▸ Exercise goal
Set down the whole listing verbatim.

▸ Material provided
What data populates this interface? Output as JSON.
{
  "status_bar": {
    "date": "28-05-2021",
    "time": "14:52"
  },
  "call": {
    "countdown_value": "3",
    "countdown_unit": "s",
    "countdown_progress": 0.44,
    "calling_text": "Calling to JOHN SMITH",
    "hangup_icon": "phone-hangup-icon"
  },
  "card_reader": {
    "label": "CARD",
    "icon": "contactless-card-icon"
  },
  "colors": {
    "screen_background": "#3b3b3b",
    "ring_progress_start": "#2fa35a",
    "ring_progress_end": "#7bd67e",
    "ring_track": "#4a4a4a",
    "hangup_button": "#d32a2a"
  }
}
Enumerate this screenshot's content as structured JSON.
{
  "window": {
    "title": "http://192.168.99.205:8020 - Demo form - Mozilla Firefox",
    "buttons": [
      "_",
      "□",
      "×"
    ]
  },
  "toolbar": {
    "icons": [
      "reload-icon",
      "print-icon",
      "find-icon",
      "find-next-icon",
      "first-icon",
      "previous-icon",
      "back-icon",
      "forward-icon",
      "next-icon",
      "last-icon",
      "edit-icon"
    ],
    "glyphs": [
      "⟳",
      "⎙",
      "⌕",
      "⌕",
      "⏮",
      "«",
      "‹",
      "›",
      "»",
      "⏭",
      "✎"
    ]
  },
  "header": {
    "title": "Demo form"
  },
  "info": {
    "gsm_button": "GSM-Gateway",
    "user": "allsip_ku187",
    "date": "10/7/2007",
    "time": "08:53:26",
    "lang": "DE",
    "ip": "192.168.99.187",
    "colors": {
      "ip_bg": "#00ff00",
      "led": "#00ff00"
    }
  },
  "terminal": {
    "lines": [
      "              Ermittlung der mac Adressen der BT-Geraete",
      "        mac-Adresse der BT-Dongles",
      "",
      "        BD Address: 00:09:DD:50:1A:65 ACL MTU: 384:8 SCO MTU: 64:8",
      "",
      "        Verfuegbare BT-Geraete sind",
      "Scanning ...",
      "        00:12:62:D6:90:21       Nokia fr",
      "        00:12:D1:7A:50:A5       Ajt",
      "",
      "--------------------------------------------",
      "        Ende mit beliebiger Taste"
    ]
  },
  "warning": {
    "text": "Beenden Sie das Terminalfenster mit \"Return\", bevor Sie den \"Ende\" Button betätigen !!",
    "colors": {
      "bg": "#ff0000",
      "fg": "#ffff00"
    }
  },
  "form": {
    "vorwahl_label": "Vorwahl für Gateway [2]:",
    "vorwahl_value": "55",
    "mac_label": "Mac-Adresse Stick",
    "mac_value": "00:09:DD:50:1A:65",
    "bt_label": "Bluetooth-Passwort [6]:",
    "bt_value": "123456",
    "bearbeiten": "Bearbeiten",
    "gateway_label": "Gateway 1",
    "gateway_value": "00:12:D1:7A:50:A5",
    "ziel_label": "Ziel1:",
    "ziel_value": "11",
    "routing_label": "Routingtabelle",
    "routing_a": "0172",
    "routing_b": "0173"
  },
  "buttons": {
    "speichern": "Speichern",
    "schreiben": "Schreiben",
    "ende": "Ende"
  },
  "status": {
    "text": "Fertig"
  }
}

▸ Response to the task
What data populates this interface? Output as JSON.
{
  "status_bar": {
    "date": "28-05-2021",
    "time": "14:52"
  },
  "call": {
    "countdown_value": "3",
    "countdown_unit": "s",
    "countdown_progress": 0.44,
    "calling_text": "Calling to JOHN SMITH",
    "hangup_icon": "phone-hangup-icon"
  },
  "card_reader": {
    "label": "CARD",
    "icon": "contactless-card-icon"
  },
  "colors": {
    "screen_background": "#3b3b3b",
    "ring_progress_start": "#2fa35a",
    "ring_progress_end": "#7bd67e",
    "ring_track": "#4a4a4a",
    "hangup_button": "#d32a2a"
  }
}
Enumerate this screenshot's content as structured JSON.
{
  "window": {
    "title": "http://192.168.99.205:8020 - Demo form - Mozilla Firefox",
    "buttons": [
      "_",
      "□",
      "×"
    ]
  },
  "toolbar": {
    "icons": [
      "reload-icon",
      "print-icon",
      "find-icon",
      "find-next-icon",
      "first-icon",
      "previous-icon",
      "back-icon",
      "forward-icon",
      "next-icon",
      "last-icon",
      "edit-icon"
    ],
    "glyphs": [
      "⟳",
      "⎙",
      "⌕",
      "⌕",
      "⏮",
      "«",
      "‹",
      "›",
      "»",
      "⏭",
      "✎"
    ]
  },
  "header": {
    "title": "Demo form"
  },
  "info": {
    "gsm_button": "GSM-Gateway",
    "user": "allsip_ku187",
    "date": "10/7/2007",
    "time": "08:53:26",
    "lang": "DE",
    "ip": "192.168.99.187",
    "colors": {
      "ip_bg": "#00ff00",
      "led": "#00ff00"
    }
  },
  "terminal": {
    "lines": [
      "              Ermittlung der mac Adressen der BT-Geraete",
      "        mac-Adresse der BT-Dongles",
      "",
      "        BD Address: 00:09:DD:50:1A:65 ACL MTU: 384:8 SCO MTU: 64:8",
      "",
      "        Verfuegbare BT-Geraete sind",
      "Scanning ...",
      "        00:12:62:D6:90:21       Nokia fr",
      "        00:12:D1:7A:50:A5       Ajt",
      "",
      "--------------------------------------------",
      "        Ende mit beliebiger Taste"
    ]
  },
  "warning": {
    "text": "Beenden Sie das Terminalfenster mit \"Return\", bevor Sie den \"Ende\" Button betätigen !!",
    "colors": {
      "bg": "#ff0000",
      "fg": "#ffff00"
    }
  },
  "form": {
    "vorwahl_label": "Vorwahl für Gateway [2]:",
    "vorwahl_value": "55",
    "mac_label": "Mac-Adresse Stick",
    "mac_value": "00:09:DD:50:1A:65",
    "bt_label": "Bluetooth-Passwort [6]:",
    "bt_value": "123456",
    "bearbeiten": "Bearbeiten",
    "gateway_label": "Gateway 1",
    "gateway_value": "00:12:D1:7A:50:A5",
    "ziel_label": "Ziel1:",
    "ziel_value": "11",
    "routing_label": "Routingtabelle",
    "routing_a": "0172",
    "routing_b": "0173"
  },
  "buttons": {
    "speichern": "Speichern",
    "schreiben": "Schreiben",
    "ende": "Ende"
  },
  "status": {
    "text": "Fertig"
  }
}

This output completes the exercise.